WORK TO COMPLETE: Without the images, write out all of the following entries exactly.

|---|

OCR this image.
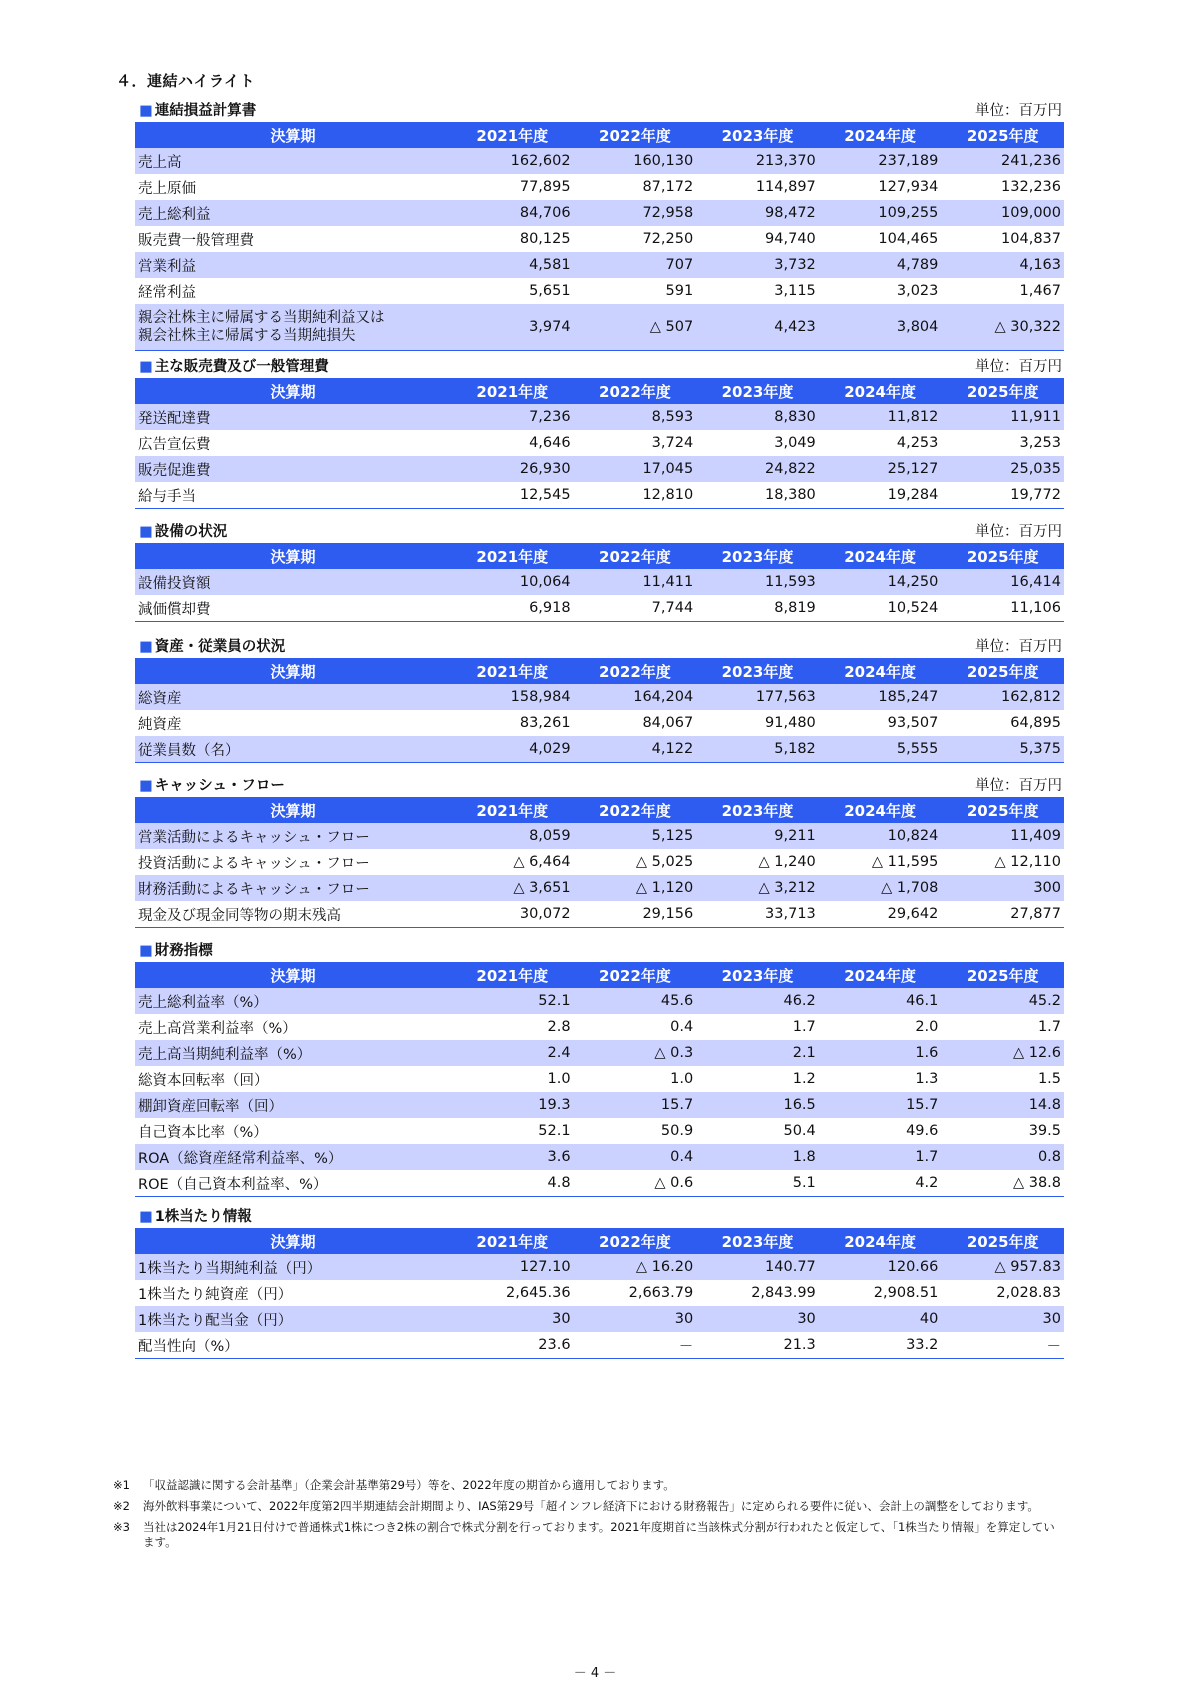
４．連結ハイライト
■ 連結損益計算書	単位：百万円
決算期	2021年度	2022年度	2023年度	2024年度	2025年度

売上高	162,602	160,130	213,370	237,189	241,236

売上原価	77,895	87,172	114,897	127,934	132,236

売上総利益	84,706	72,958	98,472	109,255	109,000

販売費一般管理費	80,125	72,250	94,740	104,465	104,837

営業利益	4,581	707	3,732	4,789	4,163

経常利益	5,651	591	3,115	3,023	1,467

親会社株主に帰属する当期純利益又は
親会社株主に帰属する当期純損失	3,974	△ 507	4,423	3,804	△ 30,322
■ 主な販売費及び一般管理費	単位：百万円
決算期	2021年度	2022年度	2023年度	2024年度	2025年度

発送配達費	7,236	8,593	8,830	11,812	11,911

広告宣伝費	4,646	3,724	3,049	4,253	3,253

販売促進費	26,930	17,045	24,822	25,127	25,035

給与手当	12,545	12,810	18,380	19,284	19,772
■ 設備の状況	単位：百万円
決算期	2021年度	2022年度	2023年度	2024年度	2025年度

設備投資額	10,064	11,411	11,593	14,250	16,414

減価償却費	6,918	7,744	8,819	10,524	11,106
■ 資産・従業員の状況	単位：百万円
決算期	2021年度	2022年度	2023年度	2024年度	2025年度

総資産	158,984	164,204	177,563	185,247	162,812

純資産	83,261	84,067	91,480	93,507	64,895

従業員数（名）	4,029	4,122	5,182	5,555	5,375
■ キャッシュ・フロー	単位：百万円
決算期	2021年度	2022年度	2023年度	2024年度	2025年度

営業活動によるキャッシュ・フロー	8,059	5,125	9,211	10,824	11,409

投資活動によるキャッシュ・フロー	△ 6,464	△ 5,025	△ 1,240	△ 11,595	△ 12,110

財務活動によるキャッシュ・フロー	△ 3,651	△ 1,120	△ 3,212	△ 1,708	300

現金及び現金同等物の期末残高	30,072	29,156	33,713	29,642	27,877
■ 財務指標
決算期	2021年度	2022年度	2023年度	2024年度	2025年度

売上総利益率（%）	52.1	45.6	46.2	46.1	45.2

売上高営業利益率（%）	2.8	0.4	1.7	2.0	1.7

売上高当期純利益率（%）	2.4	△ 0.3	2.1	1.6	△ 12.6

総資本回転率（回）	1.0	1.0	1.2	1.3	1.5

棚卸資産回転率（回）	19.3	15.7	16.5	15.7	14.8

自己資本比率（%）	52.1	50.9	50.4	49.6	39.5

ROA（総資産経常利益率、%）	3.6	0.4	1.8	1.7	0.8

ROE（自己資本利益率、%）	4.8	△ 0.6	5.1	4.2	△ 38.8
■ 1株当たり情報
決算期	2021年度	2022年度	2023年度	2024年度	2025年度

1株当たり当期純利益（円）	127.10	△ 16.20	140.77	120.66	△ 957.83

1株当たり純資産（円）	2,645.36	2,663.79	2,843.99	2,908.51	2,028.83

1株当たり配当金（円）	30	30	30	40	30

配当性向（%）	23.6	－	21.3	33.2	－
※1	「収益認識に関する会計基準」（企業会計基準第29号）等を、2022年度の期首から適用しております。
※2	海外飲料事業について、2022年度第2四半期連結会計期間より、IAS第29号「超インフレ経済下における財務報告」に定められる要件に従い、会計上の調整をしております。
※3	当社は2024年1月21日付けで普通株式1株につき2株の割合で株式分割を行っております。2021年度期首に当該株式分割が行われたと仮定して、「1株当たり情報」を算定しています。
－ 4 －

|---|

EXERCISE SOLUTION:
OCR this image.
４．連結ハイライト
■ 連結損益計算書	単位：百万円
決算期	2021年度	2022年度	2023年度	2024年度	2025年度

売上高	162,602	160,130	213,370	237,189	241,236

売上原価	77,895	87,172	114,897	127,934	132,236

売上総利益	84,706	72,958	98,472	109,255	109,000

販売費一般管理費	80,125	72,250	94,740	104,465	104,837

営業利益	4,581	707	3,732	4,789	4,163

経常利益	5,651	591	3,115	3,023	1,467

親会社株主に帰属する当期純利益又は
親会社株主に帰属する当期純損失	3,974	△ 507	4,423	3,804	△ 30,322
■ 主な販売費及び一般管理費	単位：百万円
決算期	2021年度	2022年度	2023年度	2024年度	2025年度

発送配達費	7,236	8,593	8,830	11,812	11,911

広告宣伝費	4,646	3,724	3,049	4,253	3,253

販売促進費	26,930	17,045	24,822	25,127	25,035

給与手当	12,545	12,810	18,380	19,284	19,772
■ 設備の状況	単位：百万円
決算期	2021年度	2022年度	2023年度	2024年度	2025年度

設備投資額	10,064	11,411	11,593	14,250	16,414

減価償却費	6,918	7,744	8,819	10,524	11,106
■ 資産・従業員の状況	単位：百万円
決算期	2021年度	2022年度	2023年度	2024年度	2025年度

総資産	158,984	164,204	177,563	185,247	162,812

純資産	83,261	84,067	91,480	93,507	64,895

従業員数（名）	4,029	4,122	5,182	5,555	5,375
■ キャッシュ・フロー	単位：百万円
決算期	2021年度	2022年度	2023年度	2024年度	2025年度

営業活動によるキャッシュ・フロー	8,059	5,125	9,211	10,824	11,409

投資活動によるキャッシュ・フロー	△ 6,464	△ 5,025	△ 1,240	△ 11,595	△ 12,110

財務活動によるキャッシュ・フロー	△ 3,651	△ 1,120	△ 3,212	△ 1,708	300

現金及び現金同等物の期末残高	30,072	29,156	33,713	29,642	27,877
■ 財務指標
決算期	2021年度	2022年度	2023年度	2024年度	2025年度

売上総利益率（%）	52.1	45.6	46.2	46.1	45.2

売上高営業利益率（%）	2.8	0.4	1.7	2.0	1.7

売上高当期純利益率（%）	2.4	△ 0.3	2.1	1.6	△ 12.6

総資本回転率（回）	1.0	1.0	1.2	1.3	1.5

棚卸資産回転率（回）	19.3	15.7	16.5	15.7	14.8

自己資本比率（%）	52.1	50.9	50.4	49.6	39.5

ROA（総資産経常利益率、%）	3.6	0.4	1.8	1.7	0.8

ROE（自己資本利益率、%）	4.8	△ 0.6	5.1	4.2	△ 38.8
■ 1株当たり情報
決算期	2021年度	2022年度	2023年度	2024年度	2025年度

1株当たり当期純利益（円）	127.10	△ 16.20	140.77	120.66	△ 957.83

1株当たり純資産（円）	2,645.36	2,663.79	2,843.99	2,908.51	2,028.83

1株当たり配当金（円）	30	30	30	40	30

配当性向（%）	23.6	－	21.3	33.2	－
※1	「収益認識に関する会計基準」（企業会計基準第29号）等を、2022年度の期首から適用しております。
※2	海外飲料事業について、2022年度第2四半期連結会計期間より、IAS第29号「超インフレ経済下における財務報告」に定められる要件に従い、会計上の調整をしております。
※3	当社は2024年1月21日付けで普通株式1株につき2株の割合で株式分割を行っております。2021年度期首に当該株式分割が行われたと仮定して、「1株当たり情報」を算定しています。
－ 4 －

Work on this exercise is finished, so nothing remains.